------ DATA FOR THIS TASK

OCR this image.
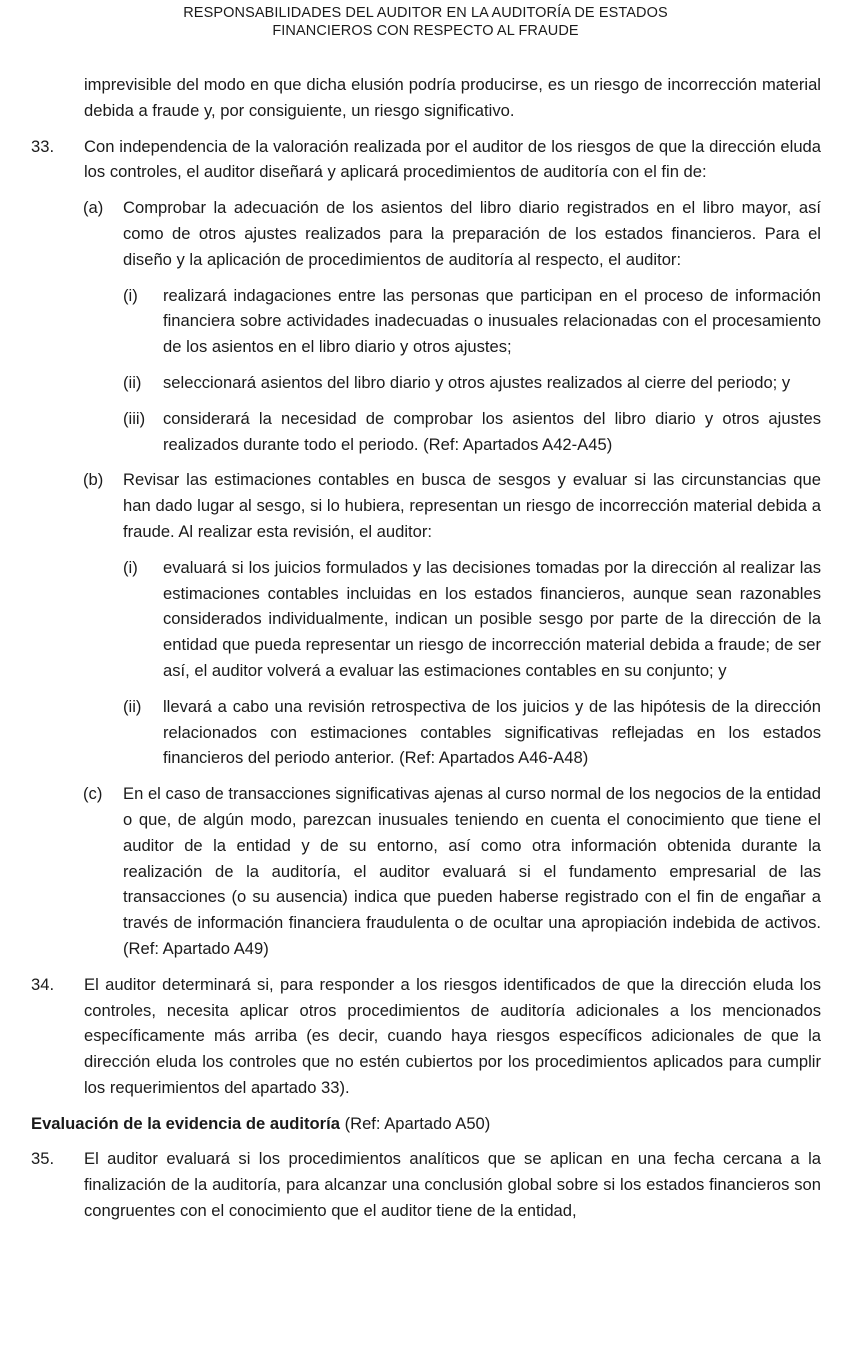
RESPONSABILIDADES DEL AUDITOR EN LA AUDITORÍA DE ESTADOS
FINANCIEROS CON RESPECTO AL FRAUDE

imprevisible del modo en que dicha elusión podría producirse, es un riesgo de incorrección material debida a fraude y, por consiguiente, un riesgo significativo.

33. Con independencia de la valoración realizada por el auditor de los riesgos de que la dirección eluda los controles, el auditor diseñará y aplicará procedimientos de auditoría con el fin de:

(a) Comprobar la adecuación de los asientos del libro diario registrados en el libro mayor, así como de otros ajustes realizados para la preparación de los estados financieros. Para el diseño y la aplicación de procedimientos de auditoría al respecto, el auditor:

(i) realizará indagaciones entre las personas que participan en el proceso de información financiera sobre actividades inadecuadas o inusuales relacionadas con el procesamiento de los asientos en el libro diario y otros ajustes;

(ii) seleccionará asientos del libro diario y otros ajustes realizados al cierre del periodo; y

(iii) considerará la necesidad de comprobar los asientos del libro diario y otros ajustes realizados durante todo el periodo. (Ref: Apartados A42-A45)

(b) Revisar las estimaciones contables en busca de sesgos y evaluar si las circunstancias que han dado lugar al sesgo, si lo hubiera, representan un riesgo de incorrección material debida a fraude. Al realizar esta revisión, el auditor:

(i) evaluará si los juicios formulados y las decisiones tomadas por la dirección al realizar las estimaciones contables incluidas en los estados financieros, aunque sean razonables considerados individualmente, indican un posible sesgo por parte de la dirección de la entidad que pueda representar un riesgo de incorrección material debida a fraude; de ser así, el auditor volverá a evaluar las estimaciones contables en su conjunto; y

(ii) llevará a cabo una revisión retrospectiva de los juicios y de las hipótesis de la dirección relacionados con estimaciones contables significativas reflejadas en los estados financieros del periodo anterior. (Ref: Apartados A46-A48)

(c) En el caso de transacciones significativas ajenas al curso normal de los negocios de la entidad o que, de algún modo, parezcan inusuales teniendo en cuenta el conocimiento que tiene el auditor de la entidad y de su entorno, así como otra información obtenida durante la realización de la auditoría, el auditor evaluará si el fundamento empresarial de las transacciones (o su ausencia) indica que pueden haberse registrado con el fin de engañar a través de información financiera fraudulenta o de ocultar una apropiación indebida de activos. (Ref: Apartado A49)

34. El auditor determinará si, para responder a los riesgos identificados de que la dirección eluda los controles, necesita aplicar otros procedimientos de auditoría adicionales a los mencionados específicamente más arriba (es decir, cuando haya riesgos específicos adicionales de que la dirección eluda los controles que no estén cubiertos por los procedimientos aplicados para cumplir los requerimientos del apartado 33).

Evaluación de la evidencia de auditoría (Ref: Apartado A50)

35. El auditor evaluará si los procedimientos analíticos que se aplican en una fecha cercana a la finalización de la auditoría, para alcanzar una conclusión global sobre si los estados financieros son congruentes con el conocimiento que el auditor tiene de la entidad,
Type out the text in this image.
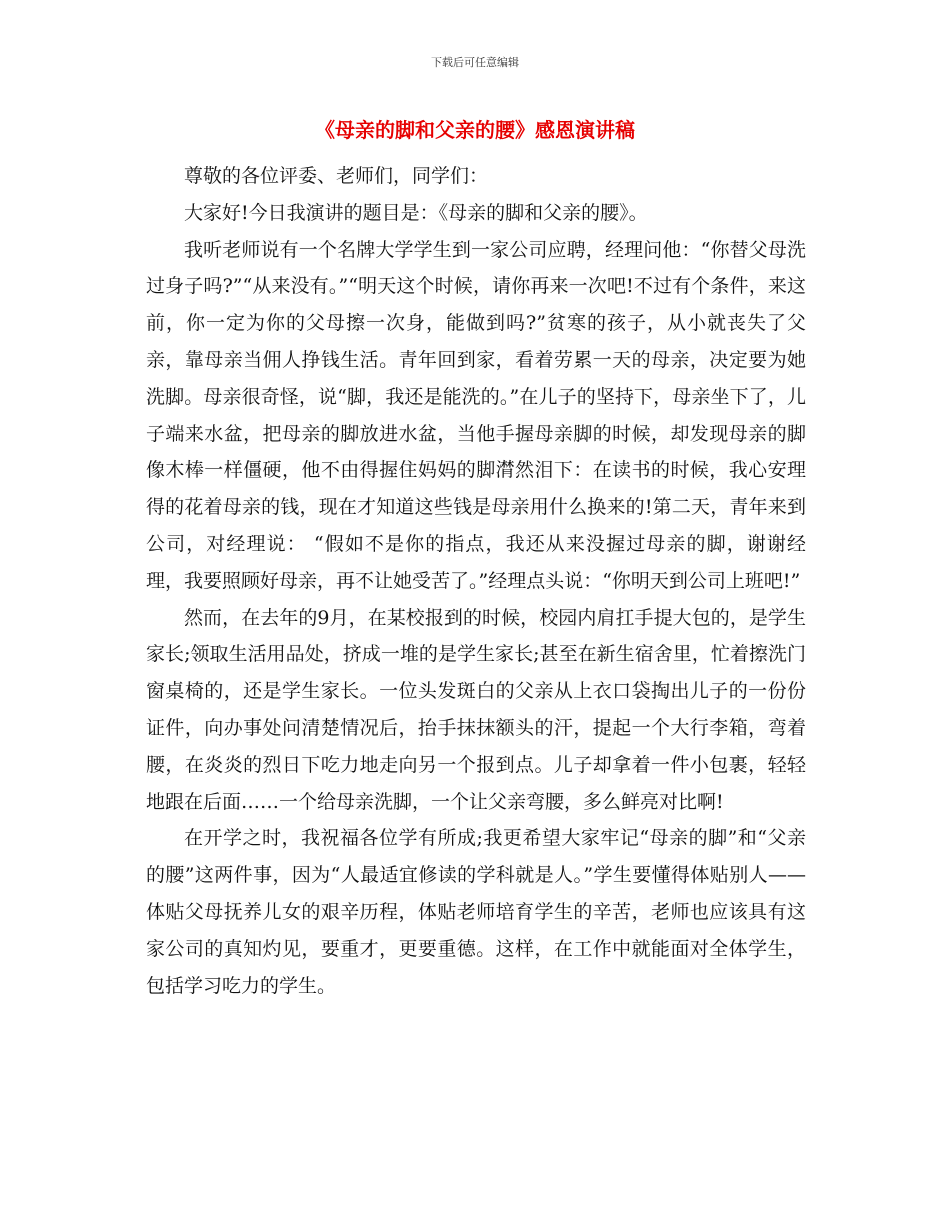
下载后可任意编辑
《母亲的脚和父亲的腰》感恩演讲稿

尊敬的各位评委、老师们，同学们：

大家好!今日我演讲的题目是：《母亲的脚和父亲的腰》。

我听老师说有一个名牌大学学生到一家公司应聘，经理问他：“你替父母洗过身子吗?”“从来没有。”“明天这个时候，请你再来一次吧!不过有个条件，来这前，你一定为你的父母擦一次身，能做到吗?”贫寒的孩子，从小就丧失了父亲，靠母亲当佣人挣钱生活。青年回到家，看着劳累一天的母亲，决定要为她洗脚。母亲很奇怪，说“脚，我还是能洗的。”在儿子的坚持下，母亲坐下了，儿子端来水盆，把母亲的脚放进水盆，当他手握母亲脚的时候，却发现母亲的脚像木棒一样僵硬，他不由得握住妈妈的脚潸然泪下：在读书的时候，我心安理得的花着母亲的钱，现在才知道这些钱是母亲用什么换来的!第二天，青年来到公司，对经理说： “假如不是你的指点，我还从来没握过母亲的脚，谢谢经理，我要照顾好母亲，再不让她受苦了。”经理点头说：“你明天到公司上班吧!”

然而，在去年的9月，在某校报到的时候，校园内肩扛手提大包的，是学生家长;领取生活用品处，挤成一堆的是学生家长;甚至在新生宿舍里，忙着擦洗门窗桌椅的，还是学生家长。一位头发斑白的父亲从上衣口袋掏出儿子的一份份证件，向办事处问清楚情况后，抬手抹抹额头的汗，提起一个大行李箱，弯着腰，在炎炎的烈日下吃力地走向另一个报到点。儿子却拿着一件小包裹，轻轻地跟在后面……一个给母亲洗脚，一个让父亲弯腰，多么鲜亮对比啊!

在开学之时，我祝福各位学有所成;我更希望大家牢记“母亲的脚”和“父亲的腰”这两件事，因为“人最适宜修读的学科就是人。”学生要懂得体贴别人——体贴父母抚养儿女的艰辛历程，体贴老师培育学生的辛苦，老师也应该具有这家公司的真知灼见，要重才，更要重德。这样，在工作中就能面对全体学生，包括学习吃力的学生。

------------

WHAT YOU HAVE TO DO
Scan the records above for the string "dirección", then select every line that holds it.

TASK OUTPUT
33. Con independencia de la valoración realizada por el auditor de los riesgos de que la dirección eluda los controles, el auditor diseñará y aplicará procedimientos de auditoría con el fin de:
(i) evaluará si los juicios formulados y las decisiones tomadas por la dirección al realizar las estimaciones contables incluidas en los estados financieros, aunque sean razonables considerados individualmente, indican un posible sesgo por parte de la dirección de la entidad que pueda representar un riesgo de incorrección material debida a fraude; de ser así, el auditor volverá a evaluar las estimaciones contables en su conjunto; y
(ii) llevará a cabo una revisión retrospectiva de los juicios y de las hipótesis de la dirección relacionados con estimaciones contables significativas reflejadas en los estados financieros del periodo anterior. (Ref: Apartados A46-A48)
34. El auditor determinará si, para responder a los riesgos identificados de que la dirección eluda los controles, necesita aplicar otros procedimientos de auditoría adicionales a los mencionados específicamente más arriba (es decir, cuando haya riesgos específicos adicionales de que la dirección eluda los controles que no estén cubiertos por los procedimientos aplicados para cumplir los requerimientos del apartado 33).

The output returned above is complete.